Task instructions: Copy each entry as it stands, leaving nothing out.

Given data:
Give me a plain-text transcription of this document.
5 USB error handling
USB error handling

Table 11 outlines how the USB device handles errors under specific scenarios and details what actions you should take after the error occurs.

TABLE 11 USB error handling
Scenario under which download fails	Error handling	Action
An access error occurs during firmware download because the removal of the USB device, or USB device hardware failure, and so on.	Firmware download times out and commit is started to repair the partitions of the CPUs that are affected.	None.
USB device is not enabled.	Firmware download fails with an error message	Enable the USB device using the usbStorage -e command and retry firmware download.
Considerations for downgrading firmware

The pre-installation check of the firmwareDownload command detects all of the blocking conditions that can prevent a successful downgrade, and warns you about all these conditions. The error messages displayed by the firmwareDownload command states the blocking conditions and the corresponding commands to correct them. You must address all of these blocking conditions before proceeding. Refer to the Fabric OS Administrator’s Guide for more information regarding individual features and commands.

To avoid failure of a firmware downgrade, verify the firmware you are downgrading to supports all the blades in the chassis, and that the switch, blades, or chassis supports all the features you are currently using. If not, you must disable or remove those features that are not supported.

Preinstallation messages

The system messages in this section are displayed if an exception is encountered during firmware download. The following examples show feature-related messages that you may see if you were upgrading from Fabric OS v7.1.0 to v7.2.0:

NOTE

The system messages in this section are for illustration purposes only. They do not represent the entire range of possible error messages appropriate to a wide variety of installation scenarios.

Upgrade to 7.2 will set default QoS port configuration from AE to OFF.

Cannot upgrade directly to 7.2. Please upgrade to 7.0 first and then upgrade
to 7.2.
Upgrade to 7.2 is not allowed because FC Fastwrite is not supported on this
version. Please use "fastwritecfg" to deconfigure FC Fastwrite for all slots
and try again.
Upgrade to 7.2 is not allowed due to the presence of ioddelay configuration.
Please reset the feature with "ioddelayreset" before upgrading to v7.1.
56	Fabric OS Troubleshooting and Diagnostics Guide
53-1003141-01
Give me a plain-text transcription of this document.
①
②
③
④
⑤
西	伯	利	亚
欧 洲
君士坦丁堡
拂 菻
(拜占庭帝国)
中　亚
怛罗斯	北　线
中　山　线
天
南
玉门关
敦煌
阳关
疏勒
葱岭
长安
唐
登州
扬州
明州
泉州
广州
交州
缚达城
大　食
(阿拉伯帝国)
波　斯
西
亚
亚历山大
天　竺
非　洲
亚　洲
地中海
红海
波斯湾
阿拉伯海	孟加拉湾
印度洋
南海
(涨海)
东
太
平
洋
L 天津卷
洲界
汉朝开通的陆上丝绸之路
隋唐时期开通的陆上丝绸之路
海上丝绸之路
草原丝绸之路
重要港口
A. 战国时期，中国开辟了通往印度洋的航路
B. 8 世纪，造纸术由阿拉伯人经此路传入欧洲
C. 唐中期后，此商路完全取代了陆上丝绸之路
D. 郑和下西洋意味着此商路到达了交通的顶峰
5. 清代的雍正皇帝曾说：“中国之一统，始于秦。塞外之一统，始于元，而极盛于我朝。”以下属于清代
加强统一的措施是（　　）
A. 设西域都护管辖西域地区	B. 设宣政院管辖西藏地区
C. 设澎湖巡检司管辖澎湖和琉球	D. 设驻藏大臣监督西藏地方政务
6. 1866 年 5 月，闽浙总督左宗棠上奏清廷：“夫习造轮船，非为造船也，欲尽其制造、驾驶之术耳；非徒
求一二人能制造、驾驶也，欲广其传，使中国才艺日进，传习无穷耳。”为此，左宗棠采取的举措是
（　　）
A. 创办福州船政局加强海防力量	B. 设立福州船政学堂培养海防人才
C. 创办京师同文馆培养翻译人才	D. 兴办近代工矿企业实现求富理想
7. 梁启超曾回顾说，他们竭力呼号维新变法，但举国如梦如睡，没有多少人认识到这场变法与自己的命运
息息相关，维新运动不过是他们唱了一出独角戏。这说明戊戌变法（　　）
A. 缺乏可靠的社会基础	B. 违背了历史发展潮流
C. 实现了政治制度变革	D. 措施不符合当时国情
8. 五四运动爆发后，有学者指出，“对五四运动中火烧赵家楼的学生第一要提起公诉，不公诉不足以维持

Response to the task:
Give me a plain-text transcription of this document.
5 USB error handling
USB error handling

Table 11 outlines how the USB device handles errors under specific scenarios and details what actions you should take after the error occurs.

TABLE 11 USB error handling
Scenario under which download fails	Error handling	Action
An access error occurs during firmware download because the removal of the USB device, or USB device hardware failure, and so on.	Firmware download times out and commit is started to repair the partitions of the CPUs that are affected.	None.
USB device is not enabled.	Firmware download fails with an error message	Enable the USB device using the usbStorage -e command and retry firmware download.
Considerations for downgrading firmware

The pre-installation check of the firmwareDownload command detects all of the blocking conditions that can prevent a successful downgrade, and warns you about all these conditions. The error messages displayed by the firmwareDownload command states the blocking conditions and the corresponding commands to correct them. You must address all of these blocking conditions before proceeding. Refer to the Fabric OS Administrator’s Guide for more information regarding individual features and commands.

To avoid failure of a firmware downgrade, verify the firmware you are downgrading to supports all the blades in the chassis, and that the switch, blades, or chassis supports all the features you are currently using. If not, you must disable or remove those features that are not supported.

Preinstallation messages

The system messages in this section are displayed if an exception is encountered during firmware download. The following examples show feature-related messages that you may see if you were upgrading from Fabric OS v7.1.0 to v7.2.0:

NOTE

The system messages in this section are for illustration purposes only. They do not represent the entire range of possible error messages appropriate to a wide variety of installation scenarios.

Upgrade to 7.2 will set default QoS port configuration from AE to OFF.

Cannot upgrade directly to 7.2. Please upgrade to 7.0 first and then upgrade
to 7.2.
Upgrade to 7.2 is not allowed because FC Fastwrite is not supported on this
version. Please use "fastwritecfg" to deconfigure FC Fastwrite for all slots
and try again.
Upgrade to 7.2 is not allowed due to the presence of ioddelay configuration.
Please reset the feature with "ioddelayreset" before upgrading to v7.1.
56	Fabric OS Troubleshooting and Diagnostics Guide
53-1003141-01
Give me a plain-text transcription of this document.
①
②
③
④
⑤
西	伯	利	亚
欧 洲
君士坦丁堡
拂 菻
(拜占庭帝国)
中　亚
怛罗斯	北　线
中　山　线
天
南
玉门关
敦煌
阳关
疏勒
葱岭
长安
唐
登州
扬州
明州
泉州
广州
交州
缚达城
大　食
(阿拉伯帝国)
波　斯
西
亚
亚历山大
天　竺
非　洲
亚　洲
地中海
红海
波斯湾
阿拉伯海	孟加拉湾
印度洋
南海
(涨海)
东
太
平
洋
L 天津卷
洲界
汉朝开通的陆上丝绸之路
隋唐时期开通的陆上丝绸之路
海上丝绸之路
草原丝绸之路
重要港口
A. 战国时期，中国开辟了通往印度洋的航路
B. 8 世纪，造纸术由阿拉伯人经此路传入欧洲
C. 唐中期后，此商路完全取代了陆上丝绸之路
D. 郑和下西洋意味着此商路到达了交通的顶峰
5. 清代的雍正皇帝曾说：“中国之一统，始于秦。塞外之一统，始于元，而极盛于我朝。”以下属于清代
加强统一的措施是（　　）
A. 设西域都护管辖西域地区	B. 设宣政院管辖西藏地区
C. 设澎湖巡检司管辖澎湖和琉球	D. 设驻藏大臣监督西藏地方政务
6. 1866 年 5 月，闽浙总督左宗棠上奏清廷：“夫习造轮船，非为造船也，欲尽其制造、驾驶之术耳；非徒
求一二人能制造、驾驶也，欲广其传，使中国才艺日进，传习无穷耳。”为此，左宗棠采取的举措是
（　　）
A. 创办福州船政局加强海防力量	B. 设立福州船政学堂培养海防人才
C. 创办京师同文馆培养翻译人才	D. 兴办近代工矿企业实现求富理想
7. 梁启超曾回顾说，他们竭力呼号维新变法，但举国如梦如睡，没有多少人认识到这场变法与自己的命运
息息相关，维新运动不过是他们唱了一出独角戏。这说明戊戌变法（　　）
A. 缺乏可靠的社会基础	B. 违背了历史发展潮流
C. 实现了政治制度变革	D. 措施不符合当时国情
8. 五四运动爆发后，有学者指出，“对五四运动中火烧赵家楼的学生第一要提起公诉，不公诉不足以维持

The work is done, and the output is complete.